TEXT SHOWN =
··········

8: Risk and Reservation of Title:
(a) The risk in the Goods shall pass to the Purchaser on delivery of the goods to the Purchaser or his agent or when the Goods are delivered to a particular location on the prior instructions of the Purchaser.
(b) The Goods shall remain the property of the Company and ownership of the Goods shall not pass to the Purchaser until all monies due by the Purchaser to the Company in respect of the Goods or any other account whatsoever have been paid in full to the Company.
(c) Until such time as the ownership of the Goods passes to the Purchaser from the Company, the Purchaser shall:
  1. securely and safely store the Goods so as to show them to be the property of the Company.
  2. be liable to the Company for all damage howsoever caused to the Goods
  3. insure the Goods to their full value against loss or damage from whatsoever cause and if requested by the Company have the Company’s interest noted on the  appropriate insurance policy.
  4. indemnify and keep indemnified the Company against all damage caused by any person or property by the Goods or by their use and hold the Goods as bailee respectively for the Company.

··········

MATERIAL SHOWN =
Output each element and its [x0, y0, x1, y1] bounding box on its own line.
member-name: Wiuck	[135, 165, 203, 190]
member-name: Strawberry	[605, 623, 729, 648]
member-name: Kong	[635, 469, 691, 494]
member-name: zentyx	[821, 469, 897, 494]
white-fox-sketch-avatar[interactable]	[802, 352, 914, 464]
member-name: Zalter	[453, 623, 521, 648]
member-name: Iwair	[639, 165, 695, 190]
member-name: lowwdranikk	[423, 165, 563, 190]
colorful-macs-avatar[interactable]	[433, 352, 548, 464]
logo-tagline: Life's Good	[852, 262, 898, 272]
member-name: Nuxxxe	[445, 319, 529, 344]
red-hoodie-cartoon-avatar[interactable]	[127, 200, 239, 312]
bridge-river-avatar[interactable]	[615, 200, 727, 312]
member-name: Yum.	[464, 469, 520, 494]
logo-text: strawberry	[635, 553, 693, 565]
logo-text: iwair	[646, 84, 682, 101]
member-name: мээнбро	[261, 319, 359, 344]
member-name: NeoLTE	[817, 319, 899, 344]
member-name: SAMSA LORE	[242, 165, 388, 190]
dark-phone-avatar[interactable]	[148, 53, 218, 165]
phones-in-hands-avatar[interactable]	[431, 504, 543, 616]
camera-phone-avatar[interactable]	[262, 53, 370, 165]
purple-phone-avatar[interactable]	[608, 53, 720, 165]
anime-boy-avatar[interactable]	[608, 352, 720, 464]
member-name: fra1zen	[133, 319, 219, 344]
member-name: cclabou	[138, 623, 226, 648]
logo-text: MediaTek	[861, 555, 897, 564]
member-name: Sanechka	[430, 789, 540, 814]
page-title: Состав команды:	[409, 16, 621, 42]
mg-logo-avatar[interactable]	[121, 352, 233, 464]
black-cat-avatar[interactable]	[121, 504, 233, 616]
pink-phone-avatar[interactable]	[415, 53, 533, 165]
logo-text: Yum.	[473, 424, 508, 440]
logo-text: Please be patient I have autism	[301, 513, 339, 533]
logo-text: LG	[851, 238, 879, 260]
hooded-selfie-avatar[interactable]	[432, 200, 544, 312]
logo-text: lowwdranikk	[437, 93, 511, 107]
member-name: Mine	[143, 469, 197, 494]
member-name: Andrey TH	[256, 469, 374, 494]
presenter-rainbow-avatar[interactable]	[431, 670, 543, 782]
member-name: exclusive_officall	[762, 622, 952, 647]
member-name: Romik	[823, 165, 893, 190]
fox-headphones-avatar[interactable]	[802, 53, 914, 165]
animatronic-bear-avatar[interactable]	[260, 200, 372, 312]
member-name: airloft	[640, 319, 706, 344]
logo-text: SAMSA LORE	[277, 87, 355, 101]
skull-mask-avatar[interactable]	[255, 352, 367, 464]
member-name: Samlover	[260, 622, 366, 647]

··········

EXERCISES =
a) In the risk and reservation of title clause, write out the stretch from "8: Risk and" through "of the Company." again, replacing "Purchaser" with "Buyer".
b) According to the risk and reservation of title clause, when does the risk in the Goods pass to the Purchaser?
c) Continue the risk and reservation of title clause from where it stops.

ANSWERS GIVEN =
a)
8: Risk and Reservation of Title:
(a) The risk in the Goods shall pass to the Buyer on delivery of the goods to the Buyer or his agent or when the Goods are delivered to a particular location on the prior instructions of the Buyer.
(b) The Goods shall remain the property of the Company and ownership of the Goods shall not pass to the Buyer until all monies due by the Buyer to the Company in respect of the Goods or any other account whatsoever have been paid in full to the Company.
(c) Until such time as the ownership of the Goods passes to the Buyer from the Company, the Buyer shall:
  1. securely and safely store the Goods so as to show them to be the property of the Company.

b) On delivery of the goods to the Purchaser or his agent, or when the Goods are delivered to a particular location on the Purchaser's prior instructions.

c)
(d) So long as any monies are owing by the Purchaser to the Company in respect of the Goods or any other account whatsoever, the Purchaser not withstanding the provisions of the immediately preceding paragraphs (b) and (c) hereof, may sell, hire, pledge or otherwise dispose of the Goods in a bona fide manner in the normal course of business and the Company in addition to all other rights shall have the right to trace the proceeds of such resale, hire, pledge or other disposition to the fullest extent permitted
by law and such proceeds whether represented by monies or other products taken in part exchange or otherwise resulting from such transaction when received by the Purchaser shall be held by him as trustee and bailee respectively for the Company. The Purchaser shall be solely liable for the payment of all taxes, which may arise on such resale, hire, pledge or other disposition.
(e) Pending the passing of ownership of the goods to the Purchaser, the Company may without prejudice to any pre-existing liability of the Purchaser to the Company, terminate the contract at any time by notice to the Purchaser and on such termination the Purchaser shall no longer be in possession of the goods with the Company’s consent or permission and the Company shall be entitled forthwith to take possession of the Goods and the Purchaser shall be deemed to have irrevocably given the Company the right and power to enter into and upon any premises where the Goods may be to recover same.

9: Warranties and Conditions:
The following terms shall be treated as separate and severable and enforceable accordingly.
(a) All conditions and warranties whether expressed or implied by law or otherwise, including as implied by the Sale of Goods Act 1893 and the Sale of Goods and Supplied Services Act 1980, are hereby expressly excluded to the extent provided by law.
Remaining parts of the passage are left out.